# Challenge
Gather the lines below that include the string "this", copying each in full.

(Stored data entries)

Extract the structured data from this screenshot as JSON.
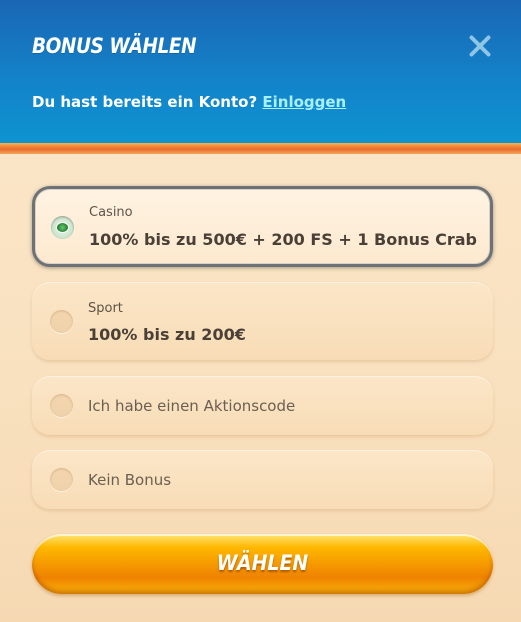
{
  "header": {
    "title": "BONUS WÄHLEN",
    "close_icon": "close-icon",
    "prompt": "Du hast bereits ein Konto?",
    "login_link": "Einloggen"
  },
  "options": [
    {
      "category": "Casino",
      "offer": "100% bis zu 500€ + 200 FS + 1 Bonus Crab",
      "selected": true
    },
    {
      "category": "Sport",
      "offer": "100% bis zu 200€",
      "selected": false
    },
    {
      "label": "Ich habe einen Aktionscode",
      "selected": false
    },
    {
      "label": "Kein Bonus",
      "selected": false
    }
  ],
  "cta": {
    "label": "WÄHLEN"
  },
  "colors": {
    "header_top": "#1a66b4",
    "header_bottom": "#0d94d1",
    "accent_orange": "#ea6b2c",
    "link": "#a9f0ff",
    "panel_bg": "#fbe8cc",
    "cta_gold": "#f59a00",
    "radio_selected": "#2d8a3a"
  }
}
* * *
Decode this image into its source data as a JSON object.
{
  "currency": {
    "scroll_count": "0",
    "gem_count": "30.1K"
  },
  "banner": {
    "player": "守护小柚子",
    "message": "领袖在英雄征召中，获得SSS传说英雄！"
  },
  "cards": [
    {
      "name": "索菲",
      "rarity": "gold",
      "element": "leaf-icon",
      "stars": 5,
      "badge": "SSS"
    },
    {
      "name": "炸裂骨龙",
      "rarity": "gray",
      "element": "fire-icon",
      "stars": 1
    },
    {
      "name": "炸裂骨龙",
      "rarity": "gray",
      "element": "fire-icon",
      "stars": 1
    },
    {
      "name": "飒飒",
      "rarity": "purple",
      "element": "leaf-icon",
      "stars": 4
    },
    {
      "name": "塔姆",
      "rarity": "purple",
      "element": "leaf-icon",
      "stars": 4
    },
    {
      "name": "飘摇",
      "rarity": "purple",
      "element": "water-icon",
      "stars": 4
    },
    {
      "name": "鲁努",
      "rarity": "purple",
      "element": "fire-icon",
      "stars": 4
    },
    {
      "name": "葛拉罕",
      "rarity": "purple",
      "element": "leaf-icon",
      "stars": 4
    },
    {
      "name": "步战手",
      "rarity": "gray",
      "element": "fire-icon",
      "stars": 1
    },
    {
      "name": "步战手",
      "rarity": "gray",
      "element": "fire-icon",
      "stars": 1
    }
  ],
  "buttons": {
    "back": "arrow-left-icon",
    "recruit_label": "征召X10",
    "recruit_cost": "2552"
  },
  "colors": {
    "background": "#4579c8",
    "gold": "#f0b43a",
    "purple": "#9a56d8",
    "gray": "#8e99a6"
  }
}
...
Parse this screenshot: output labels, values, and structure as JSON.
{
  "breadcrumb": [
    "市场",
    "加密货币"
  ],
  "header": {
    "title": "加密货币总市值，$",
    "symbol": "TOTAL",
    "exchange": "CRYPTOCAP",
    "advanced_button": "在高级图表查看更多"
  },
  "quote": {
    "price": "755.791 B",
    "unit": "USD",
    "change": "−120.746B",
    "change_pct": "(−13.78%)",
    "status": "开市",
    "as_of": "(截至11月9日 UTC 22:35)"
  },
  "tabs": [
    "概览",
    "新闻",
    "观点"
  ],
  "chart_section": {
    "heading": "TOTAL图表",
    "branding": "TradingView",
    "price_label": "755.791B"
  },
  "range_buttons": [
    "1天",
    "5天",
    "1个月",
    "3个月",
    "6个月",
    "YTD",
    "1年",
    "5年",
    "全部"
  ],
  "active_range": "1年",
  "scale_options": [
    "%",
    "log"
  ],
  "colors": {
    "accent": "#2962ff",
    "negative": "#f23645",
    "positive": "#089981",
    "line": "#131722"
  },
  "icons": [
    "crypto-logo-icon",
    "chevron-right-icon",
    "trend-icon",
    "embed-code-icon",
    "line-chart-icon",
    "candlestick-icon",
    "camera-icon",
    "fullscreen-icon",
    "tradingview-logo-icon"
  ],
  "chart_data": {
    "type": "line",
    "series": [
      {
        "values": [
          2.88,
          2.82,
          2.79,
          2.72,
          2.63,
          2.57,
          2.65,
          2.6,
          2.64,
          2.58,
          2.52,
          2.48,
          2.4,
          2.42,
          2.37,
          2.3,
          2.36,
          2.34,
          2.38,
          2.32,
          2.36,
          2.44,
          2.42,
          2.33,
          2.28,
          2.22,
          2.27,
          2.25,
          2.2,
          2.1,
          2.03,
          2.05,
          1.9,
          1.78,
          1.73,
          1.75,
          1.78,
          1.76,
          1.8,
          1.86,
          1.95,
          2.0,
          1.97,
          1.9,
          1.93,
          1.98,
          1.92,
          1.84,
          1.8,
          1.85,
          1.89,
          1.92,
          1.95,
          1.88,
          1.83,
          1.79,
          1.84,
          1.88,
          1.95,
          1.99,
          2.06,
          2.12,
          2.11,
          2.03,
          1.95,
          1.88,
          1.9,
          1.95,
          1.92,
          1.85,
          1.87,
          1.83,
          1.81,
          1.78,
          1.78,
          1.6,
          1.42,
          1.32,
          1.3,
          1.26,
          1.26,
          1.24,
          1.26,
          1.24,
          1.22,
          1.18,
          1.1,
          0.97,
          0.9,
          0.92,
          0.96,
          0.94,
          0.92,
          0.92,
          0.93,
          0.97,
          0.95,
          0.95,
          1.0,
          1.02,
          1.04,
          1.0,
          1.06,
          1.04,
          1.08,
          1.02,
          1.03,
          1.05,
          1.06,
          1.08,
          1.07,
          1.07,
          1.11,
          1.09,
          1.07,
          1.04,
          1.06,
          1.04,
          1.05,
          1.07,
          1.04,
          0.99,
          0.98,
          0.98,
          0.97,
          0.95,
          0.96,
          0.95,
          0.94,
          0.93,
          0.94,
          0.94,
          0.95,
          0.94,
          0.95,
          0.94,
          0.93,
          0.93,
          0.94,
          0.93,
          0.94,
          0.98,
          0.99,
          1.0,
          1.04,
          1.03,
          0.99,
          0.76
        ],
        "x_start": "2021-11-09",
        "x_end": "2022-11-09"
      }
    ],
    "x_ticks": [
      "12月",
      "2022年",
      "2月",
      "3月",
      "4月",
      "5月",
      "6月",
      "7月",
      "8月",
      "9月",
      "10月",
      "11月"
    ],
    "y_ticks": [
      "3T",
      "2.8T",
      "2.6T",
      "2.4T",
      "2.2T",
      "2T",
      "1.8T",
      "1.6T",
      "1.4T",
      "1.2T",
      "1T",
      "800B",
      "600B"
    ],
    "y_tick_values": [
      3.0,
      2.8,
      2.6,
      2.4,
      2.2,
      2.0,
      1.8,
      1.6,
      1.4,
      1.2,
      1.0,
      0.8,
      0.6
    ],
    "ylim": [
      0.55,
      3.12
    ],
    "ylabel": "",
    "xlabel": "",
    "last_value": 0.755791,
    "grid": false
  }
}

# Finished answer
Extract the structured data from this screenshot as JSON.
Decode this image into its source data as a JSON object.
Parse this screenshot: output labels, values, and structure as JSON.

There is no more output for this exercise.